Information provided:
-=-=-
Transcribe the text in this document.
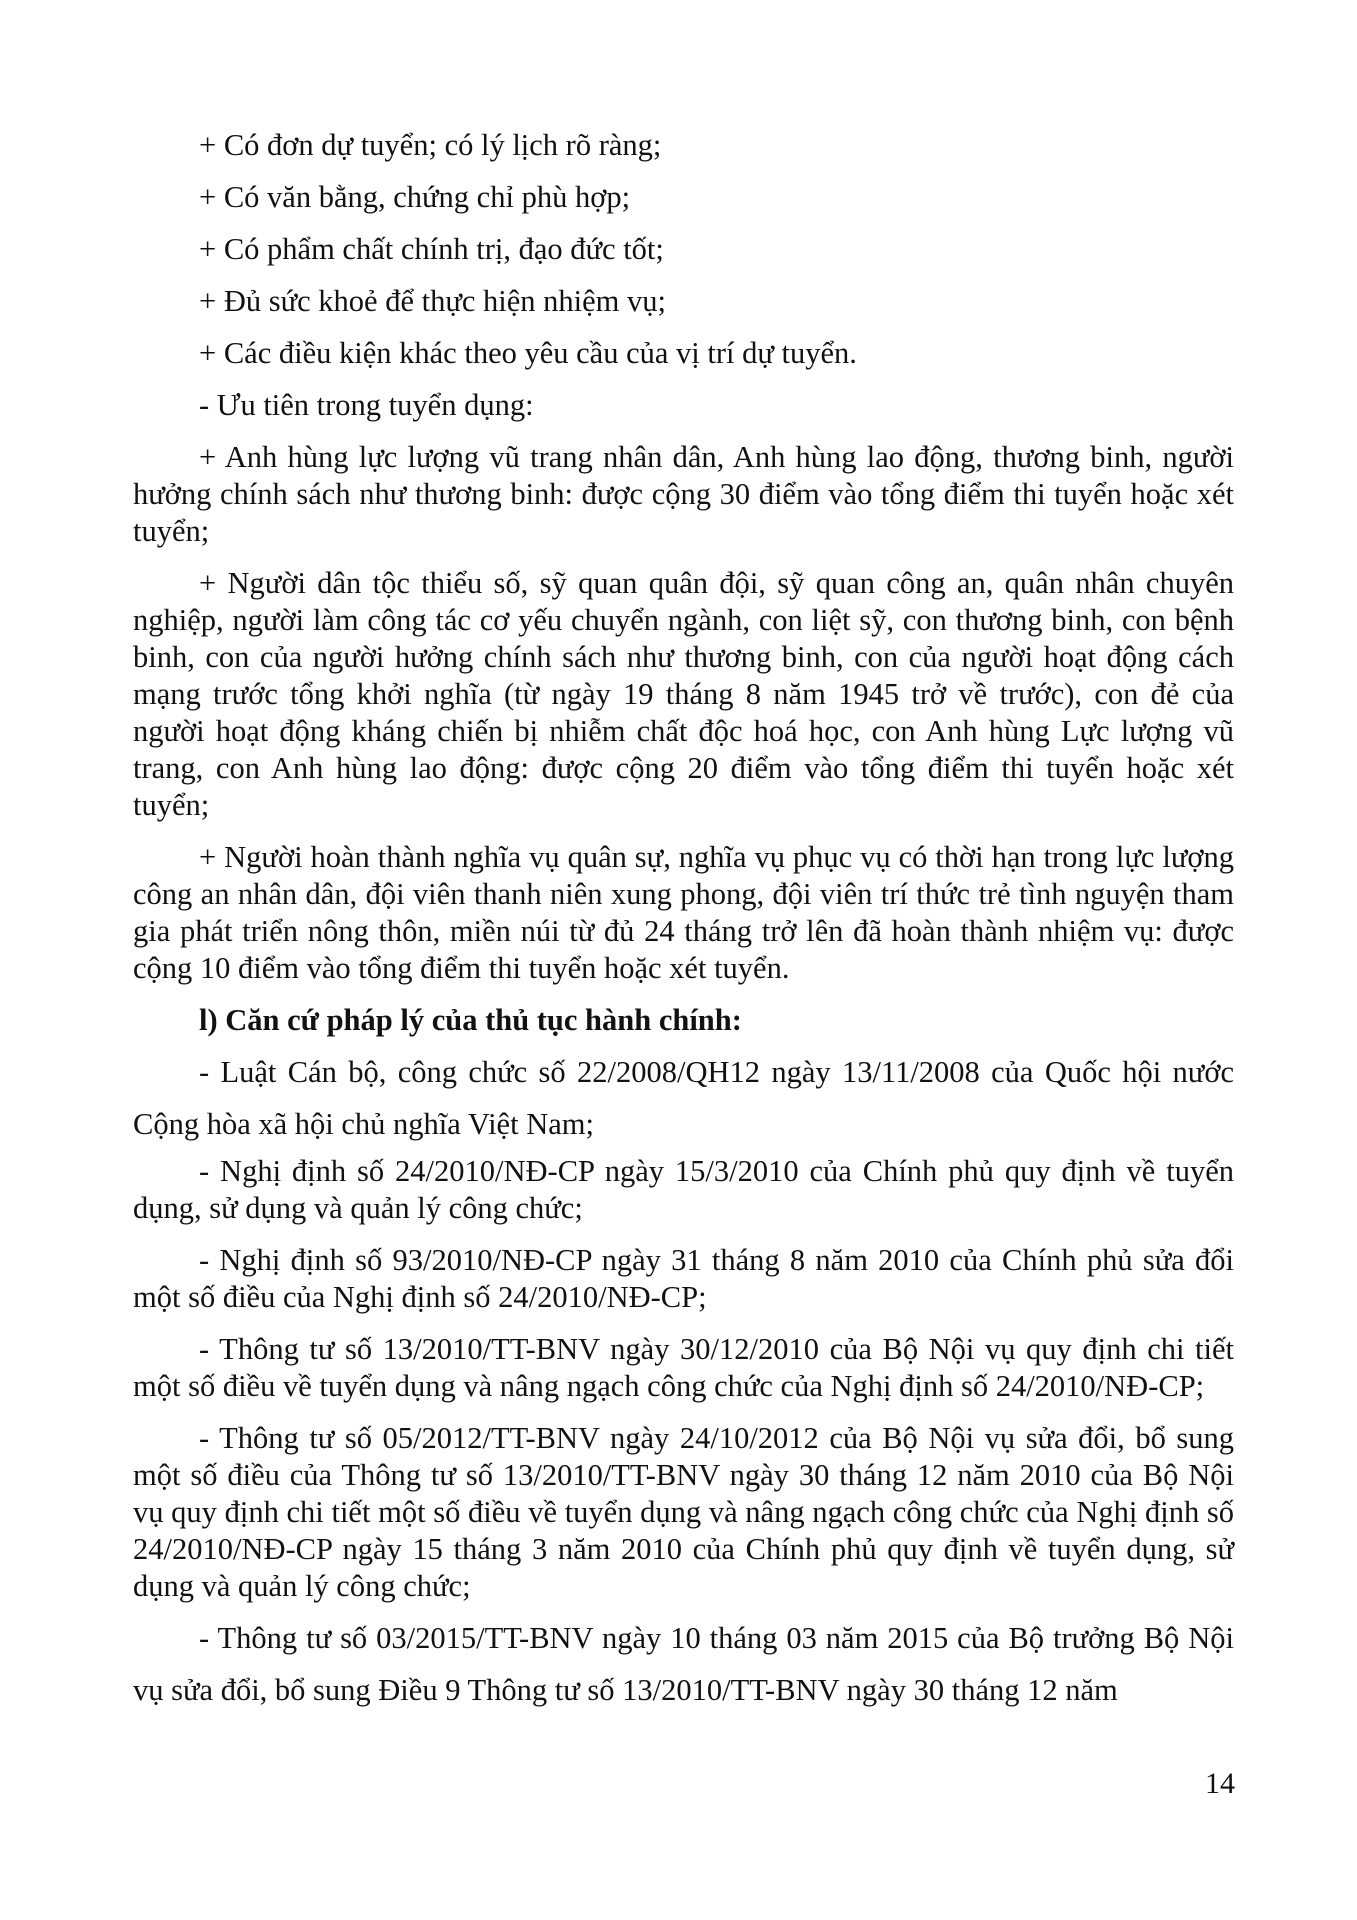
+ Có đơn dự tuyển; có lý lịch rõ ràng;

+ Có văn bằng, chứng chỉ phù hợp;

+ Có phẩm chất chính trị, đạo đức tốt;

+ Đủ sức khoẻ để thực hiện nhiệm vụ;

+ Các điều kiện khác theo yêu cầu của vị trí dự tuyển.

- Ưu tiên trong tuyển dụng:

+ Anh hùng lực lượng vũ trang nhân dân, Anh hùng lao động, thương binh, người hưởng chính sách như thương binh: được cộng 30 điểm vào tổng điểm thi tuyển hoặc xét tuyển;

+ Người dân tộc thiểu số, sỹ quan quân đội, sỹ quan công an, quân nhân chuyên nghiệp, người làm công tác cơ yếu chuyển ngành, con liệt sỹ, con thương binh, con bệnh binh, con của người hưởng chính sách như thương binh, con của người hoạt động cách mạng trước tổng khởi nghĩa (từ ngày 19 tháng 8 năm 1945 trở về trước), con đẻ của người hoạt động kháng chiến bị nhiễm chất độc hoá học, con Anh hùng Lực lượng vũ trang, con Anh hùng lao động: được cộng 20 điểm vào tổng điểm thi tuyển hoặc xét tuyển;

+ Người hoàn thành nghĩa vụ quân sự, nghĩa vụ phục vụ có thời hạn trong lực lượng công an nhân dân, đội viên thanh niên xung phong, đội viên trí thức trẻ tình nguyện tham gia phát triển nông thôn, miền núi từ đủ 24 tháng trở lên đã hoàn thành nhiệm vụ: được cộng 10 điểm vào tổng điểm thi tuyển hoặc xét tuyển.

l) Căn cứ pháp lý của thủ tục hành chính:

- Luật Cán bộ, công chức số 22/2008/QH12 ngày 13/11/2008 của Quốc hội nước Cộng hòa xã hội chủ nghĩa Việt Nam;

- Nghị định số 24/2010/NĐ-CP ngày 15/3/2010 của Chính phủ quy định về tuyển dụng, sử dụng và quản lý công chức;

- Nghị định số 93/2010/NĐ-CP ngày 31 tháng 8 năm 2010 của Chính phủ sửa đổi một số điều của Nghị định số 24/2010/NĐ-CP;

- Thông tư số 13/2010/TT-BNV ngày 30/12/2010 của Bộ Nội vụ quy định chi tiết một số điều về tuyển dụng và nâng ngạch công chức của Nghị định số 24/2010/NĐ-CP;

- Thông tư số 05/2012/TT-BNV ngày 24/10/2012 của Bộ Nội vụ sửa đổi, bổ sung một số điều của Thông tư số 13/2010/TT-BNV ngày 30 tháng 12 năm 2010 của Bộ Nội vụ quy định chi tiết một số điều về tuyển dụng và nâng ngạch công chức của Nghị định số 24/2010/NĐ-CP ngày 15 tháng 3 năm 2010 của Chính phủ quy định về tuyển dụng, sử dụng và quản lý công chức;

- Thông tư số 03/2015/TT-BNV ngày 10 tháng 03 năm 2015 của Bộ trưởng Bộ Nội vụ sửa đổi, bổ sung Điều 9 Thông tư số 13/2010/TT-BNV ngày 30 tháng 12 năm

14
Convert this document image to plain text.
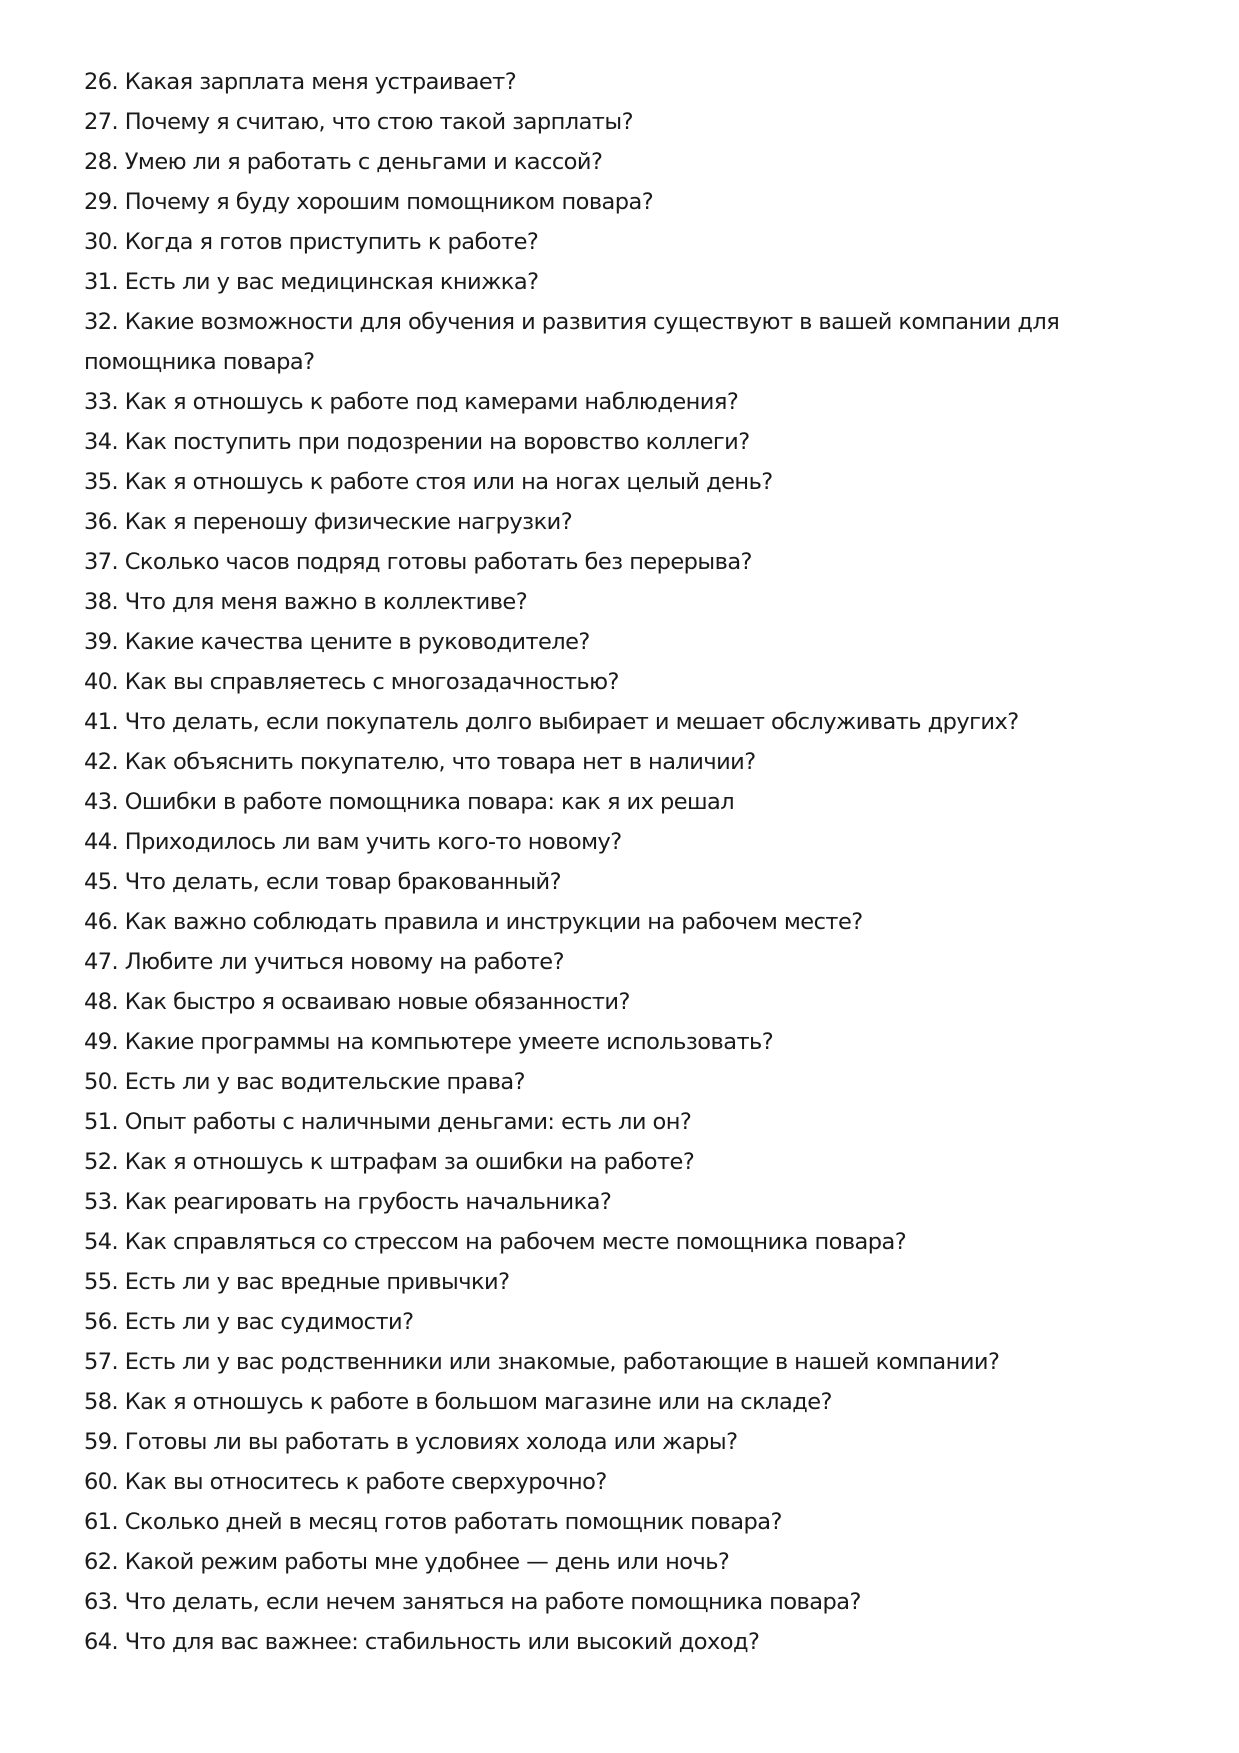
26. Какая зарплата меня устраивает?
27. Почему я считаю, что стою такой зарплаты?
28. Умею ли я работать с деньгами и кассой?
29. Почему я буду хорошим помощником повара?
30. Когда я готов приступить к работе?
31. Есть ли у вас медицинская книжка?
32. Какие возможности для обучения и развития существуют в вашей компании для помощника повара?
33. Как я отношусь к работе под камерами наблюдения?
34. Как поступить при подозрении на воровство коллеги?
35. Как я отношусь к работе стоя или на ногах целый день?
36. Как я переношу физические нагрузки?
37. Сколько часов подряд готовы работать без перерыва?
38. Что для меня важно в коллективе?
39. Какие качества цените в руководителе?
40. Как вы справляетесь с многозадачностью?
41. Что делать, если покупатель долго выбирает и мешает обслуживать других?
42. Как объяснить покупателю, что товара нет в наличии?
43. Ошибки в работе помощника повара: как я их решал
44. Приходилось ли вам учить кого-то новому?
45. Что делать, если товар бракованный?
46. Как важно соблюдать правила и инструкции на рабочем месте?
47. Любите ли учиться новому на работе?
48. Как быстро я осваиваю новые обязанности?
49. Какие программы на компьютере умеете использовать?
50. Есть ли у вас водительские права?
51. Опыт работы с наличными деньгами: есть ли он?
52. Как я отношусь к штрафам за ошибки на работе?
53. Как реагировать на грубость начальника?
54. Как справляться со стрессом на рабочем месте помощника повара?
55. Есть ли у вас вредные привычки?
56. Есть ли у вас судимости?
57. Есть ли у вас родственники или знакомые, работающие в нашей компании?
58. Как я отношусь к работе в большом магазине или на складе?
59. Готовы ли вы работать в условиях холода или жары?
60. Как вы относитесь к работе сверхурочно?
61. Сколько дней в месяц готов работать помощник повара?
62. Какой режим работы мне удобнее — день или ночь?
63. Что делать, если нечем заняться на работе помощника повара?
64. Что для вас важнее: стабильность или высокий доход?
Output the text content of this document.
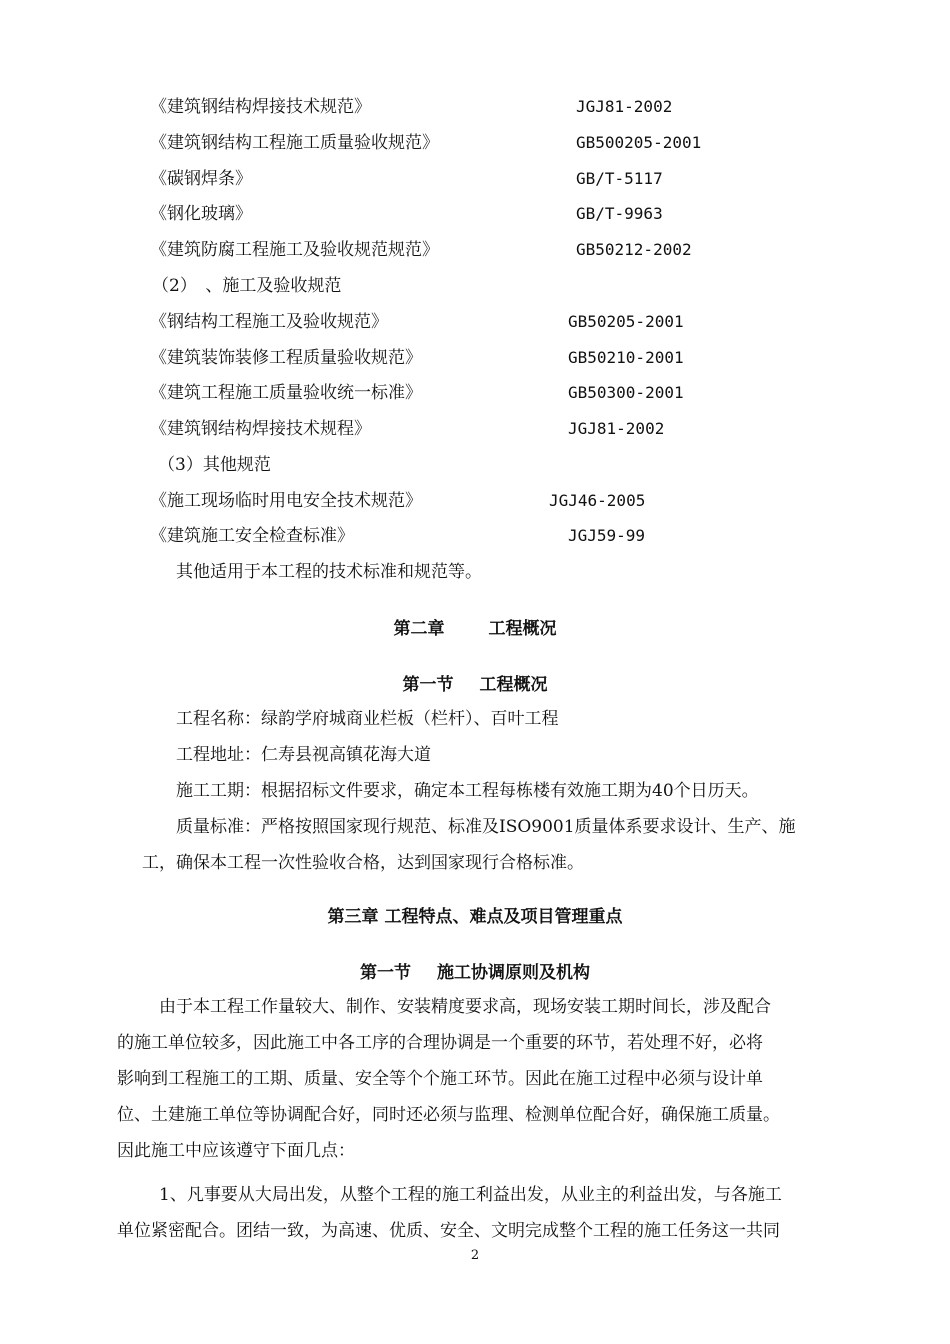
《建筑钢结构焊接技术规范》	JGJ81-2002
《建筑钢结构工程施工质量验收规范》	GB500205-2001
《碳钢焊条》	GB/T-5117
《钢化玻璃》	GB/T-9963
《建筑防腐工程施工及验收规范规范》	GB50212-2002
（2）　、施工及验收规范
《钢结构工程施工及验收规范》	GB50205-2001
《建筑装饰装修工程质量验收规范》	GB50210-2001
《建筑工程施工质量验收统一标准》	GB50300-2001
《建筑钢结构焊接技术规程》	JGJ81-2002
（3）其他规范
《施工现场临时用电安全技术规范》	JGJ46-2005
《建筑施工安全检查标准》	JGJ59-99
其他适用于本工程的技术标准和规范等。
第二章	工程概况
第一节 工程概况
工程名称：绿韵学府城商业栏板（栏杆）、百叶工程
工程地址：仁寿县视高镇花海大道
施工工期：根据招标文件要求，确定本工程每栋楼有效施工期为40个日历天。
质量标准：严格按照国家现行规范、标准及ISO9001质量体系要求设计、生产、施
工，确保本工程一次性验收合格，达到国家现行合格标准。
第三章 工程特点、难点及项目管理重点
第一节 施工协调原则及机构
由于本工程工作量较大、制作、安装精度要求高，现场安装工期时间长，涉及配合
的施工单位较多，因此施工中各工序的合理协调是一个重要的环节，若处理不好，必将
影响到工程施工的工期、质量、安全等个个施工环节。因此在施工过程中必须与设计单
位、土建施工单位等协调配合好，同时还必须与监理、检测单位配合好，确保施工质量。
因此施工中应该遵守下面几点：
1、凡事要从大局出发，从整个工程的施工利益出发，从业主的利益出发，与各施工
单位紧密配合。团结一致，为高速、优质、安全、文明完成整个工程的施工任务这一共同
2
-=-=-
Instruction:
Using the material above, set down every line exactly, but skip the pictures.

Answer to the exercise:
Transcribe the text in this document.
+ Có đơn dự tuyển; có lý lịch rõ ràng;

+ Có văn bằng, chứng chỉ phù hợp;

+ Có phẩm chất chính trị, đạo đức tốt;

+ Đủ sức khoẻ để thực hiện nhiệm vụ;

+ Các điều kiện khác theo yêu cầu của vị trí dự tuyển.

- Ưu tiên trong tuyển dụng:

+ Anh hùng lực lượng vũ trang nhân dân, Anh hùng lao động, thương binh, người hưởng chính sách như thương binh: được cộng 30 điểm vào tổng điểm thi tuyển hoặc xét tuyển;

+ Người dân tộc thiểu số, sỹ quan quân đội, sỹ quan công an, quân nhân chuyên nghiệp, người làm công tác cơ yếu chuyển ngành, con liệt sỹ, con thương binh, con bệnh binh, con của người hưởng chính sách như thương binh, con của người hoạt động cách mạng trước tổng khởi nghĩa (từ ngày 19 tháng 8 năm 1945 trở về trước), con đẻ của người hoạt động kháng chiến bị nhiễm chất độc hoá học, con Anh hùng Lực lượng vũ trang, con Anh hùng lao động: được cộng 20 điểm vào tổng điểm thi tuyển hoặc xét tuyển;

+ Người hoàn thành nghĩa vụ quân sự, nghĩa vụ phục vụ có thời hạn trong lực lượng công an nhân dân, đội viên thanh niên xung phong, đội viên trí thức trẻ tình nguyện tham gia phát triển nông thôn, miền núi từ đủ 24 tháng trở lên đã hoàn thành nhiệm vụ: được cộng 10 điểm vào tổng điểm thi tuyển hoặc xét tuyển.

l) Căn cứ pháp lý của thủ tục hành chính:

- Luật Cán bộ, công chức số 22/2008/QH12 ngày 13/11/2008 của Quốc hội nước Cộng hòa xã hội chủ nghĩa Việt Nam;

- Nghị định số 24/2010/NĐ-CP ngày 15/3/2010 của Chính phủ quy định về tuyển dụng, sử dụng và quản lý công chức;

- Nghị định số 93/2010/NĐ-CP ngày 31 tháng 8 năm 2010 của Chính phủ sửa đổi một số điều của Nghị định số 24/2010/NĐ-CP;

- Thông tư số 13/2010/TT-BNV ngày 30/12/2010 của Bộ Nội vụ quy định chi tiết một số điều về tuyển dụng và nâng ngạch công chức của Nghị định số 24/2010/NĐ-CP;

- Thông tư số 05/2012/TT-BNV ngày 24/10/2012 của Bộ Nội vụ sửa đổi, bổ sung một số điều của Thông tư số 13/2010/TT-BNV ngày 30 tháng 12 năm 2010 của Bộ Nội vụ quy định chi tiết một số điều về tuyển dụng và nâng ngạch công chức của Nghị định số 24/2010/NĐ-CP ngày 15 tháng 3 năm 2010 của Chính phủ quy định về tuyển dụng, sử dụng và quản lý công chức;

- Thông tư số 03/2015/TT-BNV ngày 10 tháng 03 năm 2015 của Bộ trưởng Bộ Nội vụ sửa đổi, bổ sung Điều 9 Thông tư số 13/2010/TT-BNV ngày 30 tháng 12 năm

14
Convert this document image to plain text.
26. Какая зарплата меня устраивает?
27. Почему я считаю, что стою такой зарплаты?
28. Умею ли я работать с деньгами и кассой?
29. Почему я буду хорошим помощником повара?
30. Когда я готов приступить к работе?
31. Есть ли у вас медицинская книжка?
32. Какие возможности для обучения и развития существуют в вашей компании для помощника повара?
33. Как я отношусь к работе под камерами наблюдения?
34. Как поступить при подозрении на воровство коллеги?
35. Как я отношусь к работе стоя или на ногах целый день?
36. Как я переношу физические нагрузки?
37. Сколько часов подряд готовы работать без перерыва?
38. Что для меня важно в коллективе?
39. Какие качества цените в руководителе?
40. Как вы справляетесь с многозадачностью?
41. Что делать, если покупатель долго выбирает и мешает обслуживать других?
42. Как объяснить покупателю, что товара нет в наличии?
43. Ошибки в работе помощника повара: как я их решал
44. Приходилось ли вам учить кого-то новому?
45. Что делать, если товар бракованный?
46. Как важно соблюдать правила и инструкции на рабочем месте?
47. Любите ли учиться новому на работе?
48. Как быстро я осваиваю новые обязанности?
49. Какие программы на компьютере умеете использовать?
50. Есть ли у вас водительские права?
51. Опыт работы с наличными деньгами: есть ли он?
52. Как я отношусь к штрафам за ошибки на работе?
53. Как реагировать на грубость начальника?
54. Как справляться со стрессом на рабочем месте помощника повара?
55. Есть ли у вас вредные привычки?
56. Есть ли у вас судимости?
57. Есть ли у вас родственники или знакомые, работающие в нашей компании?
58. Как я отношусь к работе в большом магазине или на складе?
59. Готовы ли вы работать в условиях холода или жары?
60. Как вы относитесь к работе сверхурочно?
61. Сколько дней в месяц готов работать помощник повара?
62. Какой режим работы мне удобнее — день или ночь?
63. Что делать, если нечем заняться на работе помощника повара?
64. Что для вас важнее: стабильность или высокий доход?
Output the text content of this document.
《建筑钢结构焊接技术规范》	JGJ81-2002
《建筑钢结构工程施工质量验收规范》	GB500205-2001
《碳钢焊条》	GB/T-5117
《钢化玻璃》	GB/T-9963
《建筑防腐工程施工及验收规范规范》	GB50212-2002
（2）　、施工及验收规范
《钢结构工程施工及验收规范》	GB50205-2001
《建筑装饰装修工程质量验收规范》	GB50210-2001
《建筑工程施工质量验收统一标准》	GB50300-2001
《建筑钢结构焊接技术规程》	JGJ81-2002
（3）其他规范
《施工现场临时用电安全技术规范》	JGJ46-2005
《建筑施工安全检查标准》	JGJ59-99
其他适用于本工程的技术标准和规范等。
第二章	工程概况
第一节 工程概况
工程名称：绿韵学府城商业栏板（栏杆）、百叶工程
工程地址：仁寿县视高镇花海大道
施工工期：根据招标文件要求，确定本工程每栋楼有效施工期为40个日历天。
质量标准：严格按照国家现行规范、标准及ISO9001质量体系要求设计、生产、施
工，确保本工程一次性验收合格，达到国家现行合格标准。
第三章 工程特点、难点及项目管理重点
第一节 施工协调原则及机构
由于本工程工作量较大、制作、安装精度要求高，现场安装工期时间长，涉及配合
的施工单位较多，因此施工中各工序的合理协调是一个重要的环节，若处理不好，必将
影响到工程施工的工期、质量、安全等个个施工环节。因此在施工过程中必须与设计单
位、土建施工单位等协调配合好，同时还必须与监理、检测单位配合好，确保施工质量。
因此施工中应该遵守下面几点：
1、凡事要从大局出发，从整个工程的施工利益出发，从业主的利益出发，与各施工
单位紧密配合。团结一致，为高速、优质、安全、文明完成整个工程的施工任务这一共同
2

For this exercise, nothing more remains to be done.